What to do:
Copy the listing word for word, from its first line through the line containing "The sensor 28 is at (943, 423).", with both ends included.
━━━━━━━━
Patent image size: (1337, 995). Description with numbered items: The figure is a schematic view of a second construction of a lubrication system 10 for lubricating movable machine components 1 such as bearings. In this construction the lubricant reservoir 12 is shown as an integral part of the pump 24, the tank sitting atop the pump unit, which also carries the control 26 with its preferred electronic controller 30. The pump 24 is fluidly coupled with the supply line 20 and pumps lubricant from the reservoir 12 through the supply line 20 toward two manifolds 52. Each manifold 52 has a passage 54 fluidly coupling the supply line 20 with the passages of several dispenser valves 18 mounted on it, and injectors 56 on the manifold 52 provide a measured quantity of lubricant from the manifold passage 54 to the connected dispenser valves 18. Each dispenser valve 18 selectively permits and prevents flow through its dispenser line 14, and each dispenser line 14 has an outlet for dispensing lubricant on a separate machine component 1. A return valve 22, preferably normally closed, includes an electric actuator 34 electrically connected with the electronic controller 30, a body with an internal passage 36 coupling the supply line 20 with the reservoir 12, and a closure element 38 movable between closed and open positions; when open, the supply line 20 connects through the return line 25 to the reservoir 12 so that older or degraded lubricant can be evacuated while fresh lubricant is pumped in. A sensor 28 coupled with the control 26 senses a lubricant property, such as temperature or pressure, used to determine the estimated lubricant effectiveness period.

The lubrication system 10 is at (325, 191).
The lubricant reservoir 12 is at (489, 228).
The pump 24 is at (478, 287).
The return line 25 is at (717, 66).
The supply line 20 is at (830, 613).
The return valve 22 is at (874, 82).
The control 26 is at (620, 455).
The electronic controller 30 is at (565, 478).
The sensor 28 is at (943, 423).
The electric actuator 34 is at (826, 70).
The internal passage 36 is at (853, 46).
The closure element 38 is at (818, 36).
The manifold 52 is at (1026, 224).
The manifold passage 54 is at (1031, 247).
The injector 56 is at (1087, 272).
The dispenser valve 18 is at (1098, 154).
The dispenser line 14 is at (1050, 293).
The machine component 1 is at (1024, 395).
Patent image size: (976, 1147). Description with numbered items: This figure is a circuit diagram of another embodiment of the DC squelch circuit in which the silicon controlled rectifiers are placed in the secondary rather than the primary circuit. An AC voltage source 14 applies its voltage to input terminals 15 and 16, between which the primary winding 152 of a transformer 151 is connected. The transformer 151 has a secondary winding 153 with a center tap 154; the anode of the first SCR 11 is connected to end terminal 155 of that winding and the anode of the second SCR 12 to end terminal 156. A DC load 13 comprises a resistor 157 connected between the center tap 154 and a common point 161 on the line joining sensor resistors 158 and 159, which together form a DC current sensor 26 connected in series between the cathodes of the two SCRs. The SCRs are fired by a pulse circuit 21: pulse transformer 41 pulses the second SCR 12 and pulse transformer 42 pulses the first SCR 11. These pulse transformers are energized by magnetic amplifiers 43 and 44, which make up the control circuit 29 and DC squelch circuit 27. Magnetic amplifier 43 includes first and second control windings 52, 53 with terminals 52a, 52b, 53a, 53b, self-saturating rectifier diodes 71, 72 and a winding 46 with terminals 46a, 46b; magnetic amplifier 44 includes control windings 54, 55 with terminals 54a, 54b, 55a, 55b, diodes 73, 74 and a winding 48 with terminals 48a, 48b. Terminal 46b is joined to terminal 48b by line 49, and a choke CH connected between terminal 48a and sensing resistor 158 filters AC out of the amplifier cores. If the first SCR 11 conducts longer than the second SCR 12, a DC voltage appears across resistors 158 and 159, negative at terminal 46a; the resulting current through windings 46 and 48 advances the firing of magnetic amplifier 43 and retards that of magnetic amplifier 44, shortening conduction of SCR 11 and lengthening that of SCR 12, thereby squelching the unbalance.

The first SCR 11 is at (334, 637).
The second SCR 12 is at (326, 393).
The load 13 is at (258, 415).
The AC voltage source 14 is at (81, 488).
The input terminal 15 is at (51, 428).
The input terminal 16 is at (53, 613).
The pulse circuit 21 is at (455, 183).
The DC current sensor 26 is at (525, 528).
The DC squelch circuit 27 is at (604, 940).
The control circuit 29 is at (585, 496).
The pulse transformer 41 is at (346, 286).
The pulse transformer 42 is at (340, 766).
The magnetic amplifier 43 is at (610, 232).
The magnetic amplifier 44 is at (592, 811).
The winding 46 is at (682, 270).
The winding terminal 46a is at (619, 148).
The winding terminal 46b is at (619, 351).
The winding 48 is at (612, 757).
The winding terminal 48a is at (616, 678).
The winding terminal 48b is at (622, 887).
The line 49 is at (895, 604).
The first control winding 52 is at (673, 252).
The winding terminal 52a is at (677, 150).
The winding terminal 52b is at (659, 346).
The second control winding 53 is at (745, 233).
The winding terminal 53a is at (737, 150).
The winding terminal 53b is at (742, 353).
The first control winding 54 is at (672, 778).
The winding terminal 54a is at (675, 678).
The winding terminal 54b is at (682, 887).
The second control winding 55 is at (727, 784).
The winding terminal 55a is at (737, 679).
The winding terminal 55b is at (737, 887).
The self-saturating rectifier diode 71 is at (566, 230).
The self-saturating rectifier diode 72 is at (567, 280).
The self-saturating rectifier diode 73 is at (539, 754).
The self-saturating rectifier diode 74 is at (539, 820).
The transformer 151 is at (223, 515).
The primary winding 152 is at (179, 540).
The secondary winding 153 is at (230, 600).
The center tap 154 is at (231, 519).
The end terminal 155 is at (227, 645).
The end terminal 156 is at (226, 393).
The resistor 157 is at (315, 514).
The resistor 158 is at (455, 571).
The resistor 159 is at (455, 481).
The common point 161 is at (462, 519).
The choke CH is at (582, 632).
━━━━━━━━
Exercise answer:
Patent image size: (1337, 995). Description with numbered items: The figure is a schematic view of a second construction of a lubrication system 10 for lubricating movable machine components 1 such as bearings. In this construction the lubricant reservoir 12 is shown as an integral part of the pump 24, the tank sitting atop the pump unit, which also carries the control 26 with its preferred electronic controller 30. The pump 24 is fluidly coupled with the supply line 20 and pumps lubricant from the reservoir 12 through the supply line 20 toward two manifolds 52. Each manifold 52 has a passage 54 fluidly coupling the supply line 20 with the passages of several dispenser valves 18 mounted on it, and injectors 56 on the manifold 52 provide a measured quantity of lubricant from the manifold passage 54 to the connected dispenser valves 18. Each dispenser valve 18 selectively permits and prevents flow through its dispenser line 14, and each dispenser line 14 has an outlet for dispensing lubricant on a separate machine component 1. A return valve 22, preferably normally closed, includes an electric actuator 34 electrically connected with the electronic controller 30, a body with an internal passage 36 coupling the supply line 20 with the reservoir 12, and a closure element 38 movable between closed and open positions; when open, the supply line 20 connects through the return line 25 to the reservoir 12 so that older or degraded lubricant can be evacuated while fresh lubricant is pumped in. A sensor 28 coupled with the control 26 senses a lubricant property, such as temperature or pressure, used to determine the estimated lubricant effectiveness period.

The lubrication system 10 is at (325, 191).
The lubricant reservoir 12 is at (489, 228).
The pump 24 is at (478, 287).
The return line 25 is at (717, 66).
The supply line 20 is at (830, 613).
The return valve 22 is at (874, 82).
The control 26 is at (620, 455).
The electronic controller 30 is at (565, 478).
The sensor 28 is at (943, 423).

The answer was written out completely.